Chart and figure data
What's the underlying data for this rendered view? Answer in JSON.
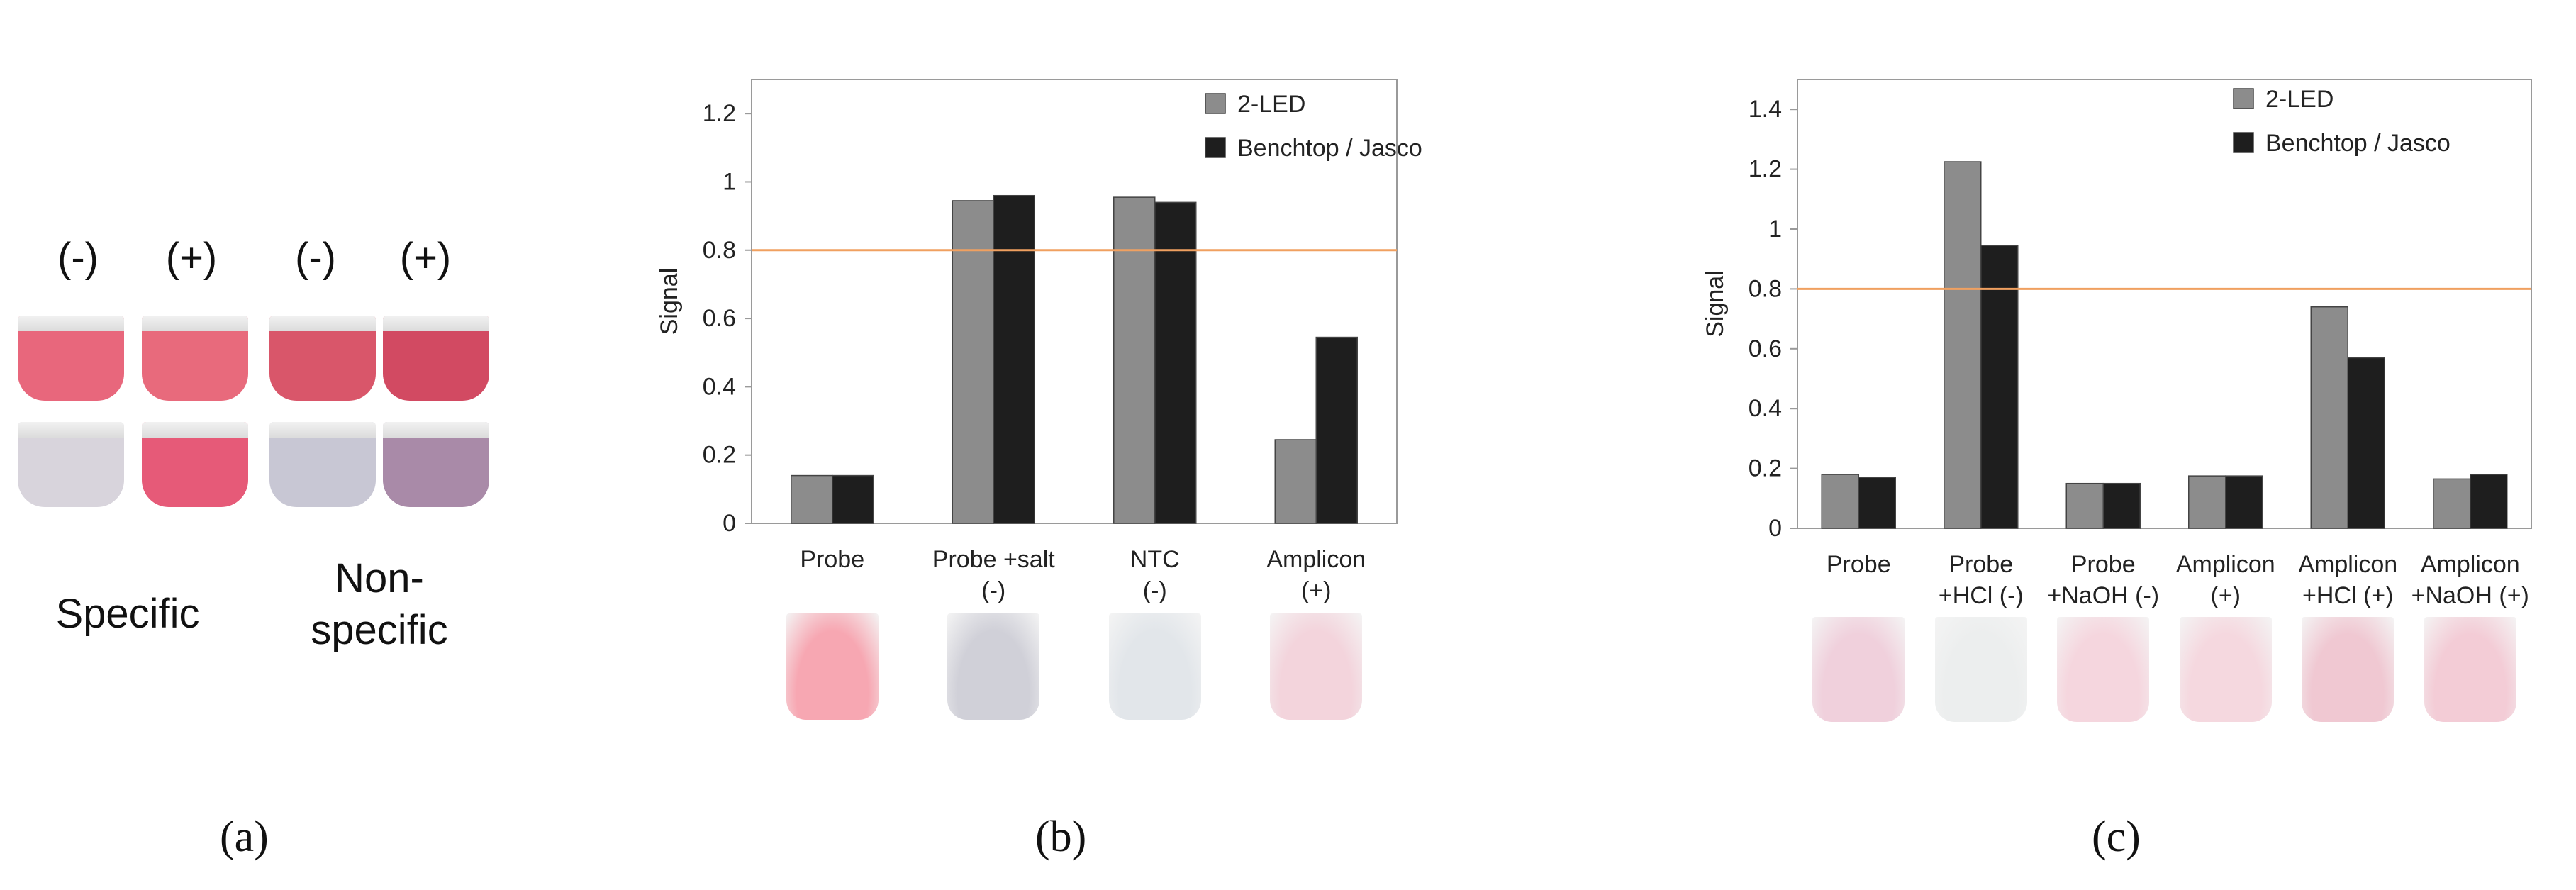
{
  "panel_a": {
    "column_labels": [
      "(-)",
      "(+)",
      "(-)",
      "(+)"
    ],
    "group_labels": [
      "Specific",
      "Non-\nspecific"
    ],
    "panel_label": "(a)",
    "tube_colors": {
      "top": [
        "#e8677c",
        "#e86a7c",
        "#d9566a",
        "#d24a62"
      ],
      "bottom": [
        "#d8d4dc",
        "#e65a78",
        "#c8c7d4",
        "#a98aa8"
      ]
    }
  },
  "chart_data": [
    {
      "id": "panel_b",
      "type": "bar",
      "categories": [
        "Probe",
        "Probe +salt\n(-)",
        "NTC\n(-)",
        "Amplicon\n(+)"
      ],
      "series": [
        {
          "name": "2-LED",
          "values": [
            0.14,
            0.945,
            0.955,
            0.245
          ],
          "color": "#8c8c8c"
        },
        {
          "name": "Benchtop / Jasco",
          "values": [
            0.14,
            0.96,
            0.94,
            0.545
          ],
          "color": "#1e1e1e"
        }
      ],
      "ylabel": "Signal",
      "ylim": [
        0,
        1.3
      ],
      "yticks": [
        0,
        0.2,
        0.4,
        0.6,
        0.8,
        1,
        1.2
      ],
      "ytick_labels": [
        "0",
        "0.2",
        "0.4",
        "0.6",
        "0.8",
        "1",
        "1.2"
      ],
      "threshold": {
        "value": 0.8,
        "color": "#f0a060"
      },
      "legend_position": "top-right",
      "panel_label": "(b)",
      "cuvette_colors": [
        "#f7a7b2",
        "#d0d0d8",
        "#e2e6ea",
        "#f3d4dc"
      ]
    },
    {
      "id": "panel_c",
      "type": "bar",
      "categories": [
        "Probe",
        "Probe\n+HCl (-)",
        "Probe\n+NaOH (-)",
        "Amplicon\n(+)",
        "Amplicon\n+HCl (+)",
        "Amplicon\n+NaOH (+)"
      ],
      "series": [
        {
          "name": "2-LED",
          "values": [
            0.18,
            1.225,
            0.15,
            0.175,
            0.74,
            0.165
          ],
          "color": "#8c8c8c"
        },
        {
          "name": "Benchtop / Jasco",
          "values": [
            0.17,
            0.945,
            0.15,
            0.175,
            0.57,
            0.18
          ],
          "color": "#1e1e1e"
        }
      ],
      "ylabel": "Signal",
      "ylim": [
        0,
        1.5
      ],
      "yticks": [
        0,
        0.2,
        0.4,
        0.6,
        0.8,
        1,
        1.2,
        1.4
      ],
      "ytick_labels": [
        "0",
        "0.2",
        "0.4",
        "0.6",
        "0.8",
        "1",
        "1.2",
        "1.4"
      ],
      "threshold": {
        "value": 0.8,
        "color": "#f0a060"
      },
      "legend_position": "top-right",
      "panel_label": "(c)",
      "cuvette_colors": [
        "#f0d0dc",
        "#eceeee",
        "#f5d6de",
        "#f5d8df",
        "#f0c8d2",
        "#f3ccd6"
      ]
    }
  ]
}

To be done
Copy the records exactly. Skip the pictures.

Solved problem
What's the underlying data for this rendered view? Answer in JSON.
{
  "panel_a": {
    "column_labels": [
      "(-)",
      "(+)",
      "(-)",
      "(+)"
    ],
    "group_labels": [
      "Specific",
      "Non-\nspecific"
    ],
    "panel_label": "(a)",
    "tube_colors": {
      "top": [
        "#e8677c",
        "#e86a7c",
        "#d9566a",
        "#d24a62"
      ],
      "bottom": [
        "#d8d4dc",
        "#e65a78",
        "#c8c7d4",
        "#a98aa8"
      ]
    }
  },
  "chart_data": [
    {
      "id": "panel_b",
      "type": "bar",
      "categories": [
        "Probe",
        "Probe +salt\n(-)",
        "NTC\n(-)",
        "Amplicon\n(+)"
      ],
      "series": [
        {
          "name": "2-LED",
          "values": [
            0.14,
            0.945,
            0.955,
            0.245
          ],
          "color": "#8c8c8c"
        },
        {
          "name": "Benchtop / Jasco",
          "values": [
            0.14,
            0.96,
            0.94,
            0.545
          ],
          "color": "#1e1e1e"
        }
      ],
      "ylabel": "Signal",
      "ylim": [
        0,
        1.3
      ],
      "yticks": [
        0,
        0.2,
        0.4,
        0.6,
        0.8,
        1,
        1.2
      ],
      "ytick_labels": [
        "0",
        "0.2",
        "0.4",
        "0.6",
        "0.8",
        "1",
        "1.2"
      ],
      "threshold": {
        "value": 0.8,
        "color": "#f0a060"
      },
      "legend_position": "top-right",
      "panel_label": "(b)",
      "cuvette_colors": [
        "#f7a7b2",
        "#d0d0d8",
        "#e2e6ea",
        "#f3d4dc"
      ]
    },
    {
      "id": "panel_c",
      "type": "bar",
      "categories": [
        "Probe",
        "Probe\n+HCl (-)",
        "Probe\n+NaOH (-)",
        "Amplicon\n(+)",
        "Amplicon\n+HCl (+)",
        "Amplicon\n+NaOH (+)"
      ],
      "series": [
        {
          "name": "2-LED",
          "values": [
            0.18,
            1.225,
            0.15,
            0.175,
            0.74,
            0.165
          ],
          "color": "#8c8c8c"
        },
        {
          "name": "Benchtop / Jasco",
          "values": [
            0.17,
            0.945,
            0.15,
            0.175,
            0.57,
            0.18
          ],
          "color": "#1e1e1e"
        }
      ],
      "ylabel": "Signal",
      "ylim": [
        0,
        1.5
      ],
      "yticks": [
        0,
        0.2,
        0.4,
        0.6,
        0.8,
        1,
        1.2,
        1.4
      ],
      "ytick_labels": [
        "0",
        "0.2",
        "0.4",
        "0.6",
        "0.8",
        "1",
        "1.2",
        "1.4"
      ],
      "threshold": {
        "value": 0.8,
        "color": "#f0a060"
      },
      "legend_position": "top-right",
      "panel_label": "(c)",
      "cuvette_colors": [
        "#f0d0dc",
        "#eceeee",
        "#f5d6de",
        "#f5d8df",
        "#f0c8d2",
        "#f3ccd6"
      ]
    }
  ]
}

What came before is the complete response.